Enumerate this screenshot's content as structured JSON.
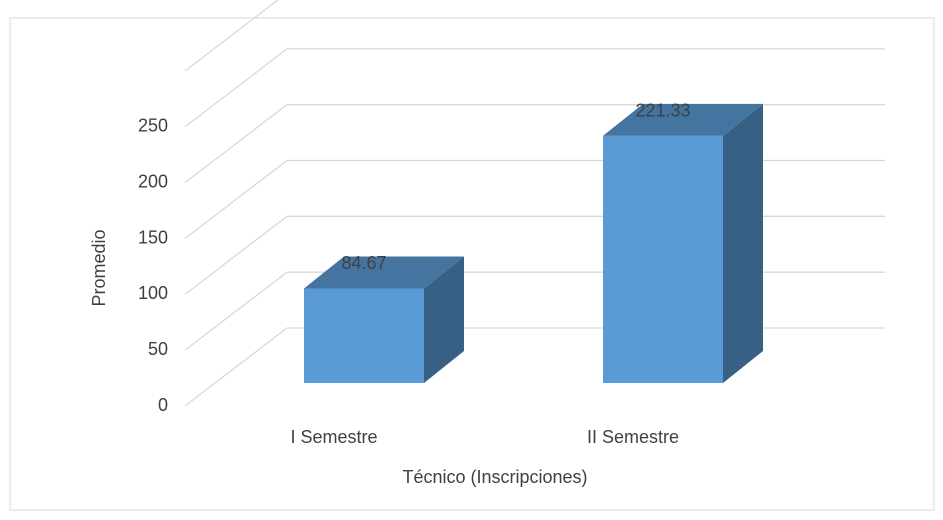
{
  "chart_data": {
    "type": "bar3d",
    "categories": [
      "I Semestre",
      "II Semestre"
    ],
    "values": [
      84.67,
      221.33
    ],
    "color": "#5b9bd5",
    "ylim": [
      0,
      300
    ],
    "yticks": [
      0,
      50,
      100,
      150,
      200,
      250
    ],
    "ylabel": "Promedio",
    "xlabel": "Técnico (Inscripciones)",
    "grid": true
  }
}
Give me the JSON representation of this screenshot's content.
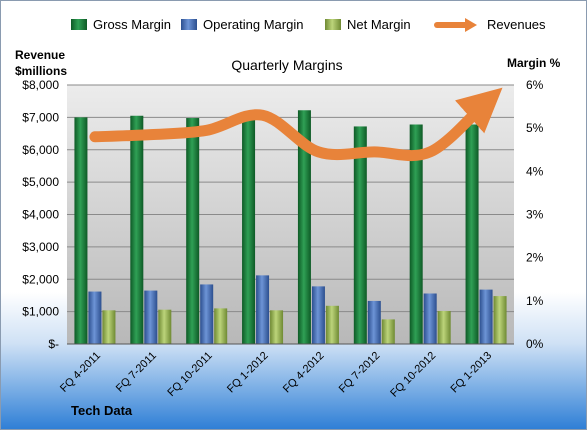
{
  "chart_data": {
    "type": "bar",
    "title": "Quarterly Margins",
    "categories": [
      "FQ 4-2011",
      "FQ 7-2011",
      "FQ 10-2011",
      "FQ 1-2012",
      "FQ 4-2012",
      "FQ 7-2012",
      "FQ 10-2012",
      "FQ 1-2013"
    ],
    "left_axis_label_line1": "Revenue",
    "left_axis_label_line2": "$millions",
    "right_axis_label": "Margin %",
    "left_ylim": [
      0,
      8000
    ],
    "right_ylim": [
      0,
      6
    ],
    "left_ticks": [
      "$-",
      "$1,000",
      "$2,000",
      "$3,000",
      "$4,000",
      "$5,000",
      "$6,000",
      "$7,000",
      "$8,000"
    ],
    "right_ticks": [
      "0%",
      "1%",
      "2%",
      "3%",
      "4%",
      "5%",
      "6%"
    ],
    "series": [
      {
        "name": "Gross Margin",
        "axis": "left",
        "type": "bar",
        "color": "#1f7a3c",
        "values": [
          7000,
          7050,
          6980,
          7000,
          7220,
          6720,
          6780,
          6780
        ]
      },
      {
        "name": "Operating Margin",
        "axis": "left",
        "type": "bar",
        "color": "#4a73b8",
        "values": [
          1620,
          1650,
          1840,
          2120,
          1780,
          1330,
          1560,
          1680
        ]
      },
      {
        "name": "Net Margin",
        "axis": "left",
        "type": "bar",
        "color": "#9bb55a",
        "values": [
          1040,
          1060,
          1100,
          1040,
          1180,
          760,
          1020,
          1480
        ]
      },
      {
        "name": "Revenues",
        "axis": "right",
        "type": "line",
        "color": "#e8833a",
        "values": [
          4.8,
          4.85,
          4.95,
          5.3,
          4.45,
          4.45,
          4.45,
          5.6
        ]
      }
    ],
    "grid": true,
    "legend_position": "top",
    "footer_label": "Tech Data"
  }
}
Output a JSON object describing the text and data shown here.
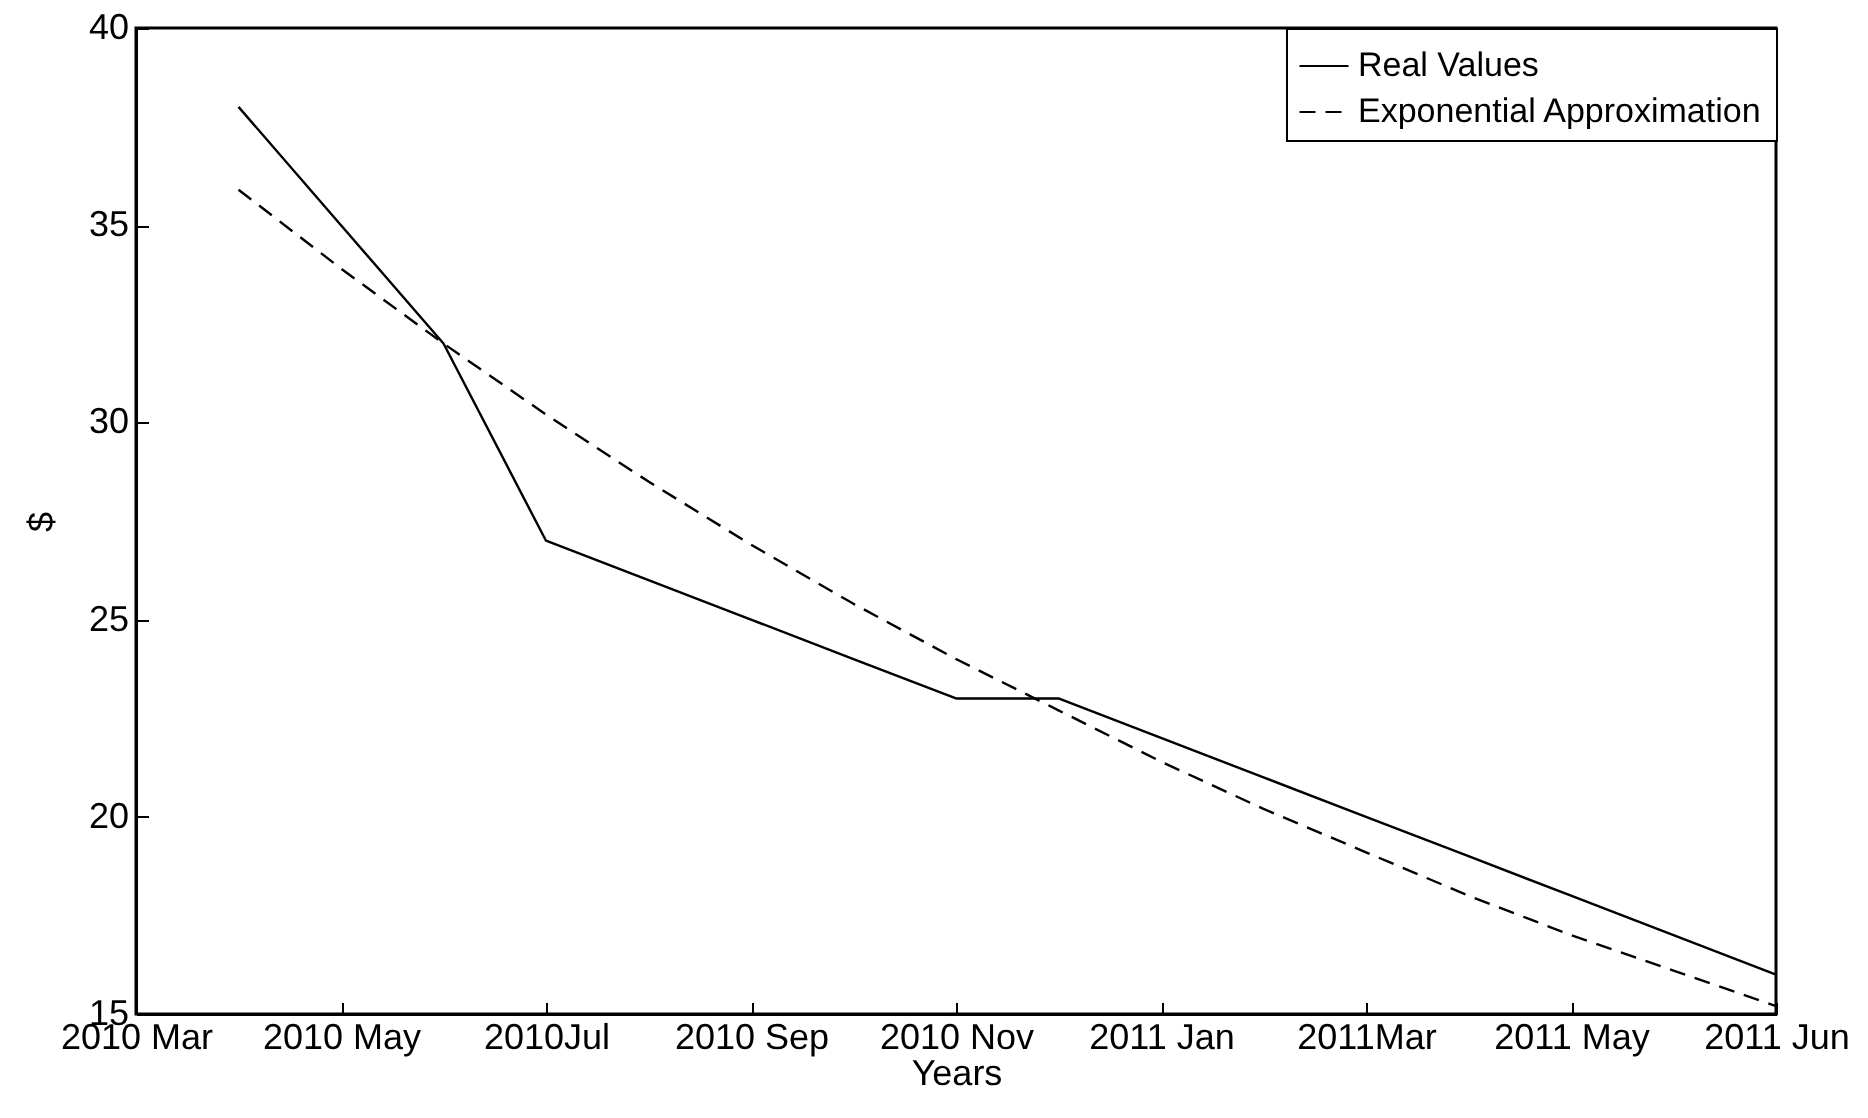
{
  "chart_data": {
    "type": "line",
    "xlabel": "Years",
    "ylabel": "$",
    "categories": [
      "2010 Mar",
      null,
      "2010 May",
      null,
      "2010Jul",
      null,
      "2010 Sep",
      null,
      "2010 Nov",
      null,
      "2011 Jan",
      null,
      "2011Mar",
      null,
      "2011 May",
      null,
      "2011 Jun"
    ],
    "ylim": [
      15,
      40
    ],
    "yticks": [
      15,
      20,
      25,
      30,
      35,
      40
    ],
    "grid": false,
    "legend": "top right",
    "marker": "none",
    "series": [
      {
        "name": "Real Values",
        "color": "#000000",
        "line_style": "solid",
        "values": [
          null,
          38,
          35,
          32,
          27,
          26,
          25,
          24,
          23,
          23,
          22,
          21,
          20,
          19,
          18,
          17,
          16
        ]
      },
      {
        "name": "Exponential Approximation",
        "color": "#000000",
        "line_style": "dashed",
        "values": [
          null,
          35.9,
          33.9,
          32,
          30.2,
          28.5,
          26.9,
          25.4,
          24,
          22.7,
          21.4,
          20.2,
          19.1,
          18,
          17,
          16.1,
          15.2
        ]
      }
    ]
  }
}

- **Task brief**
Gather each line that holds "xlabel".

- **Answer for this exercise**
    "xlabel": "Técnico (Inscripciones)",
    "xlabel": "Years",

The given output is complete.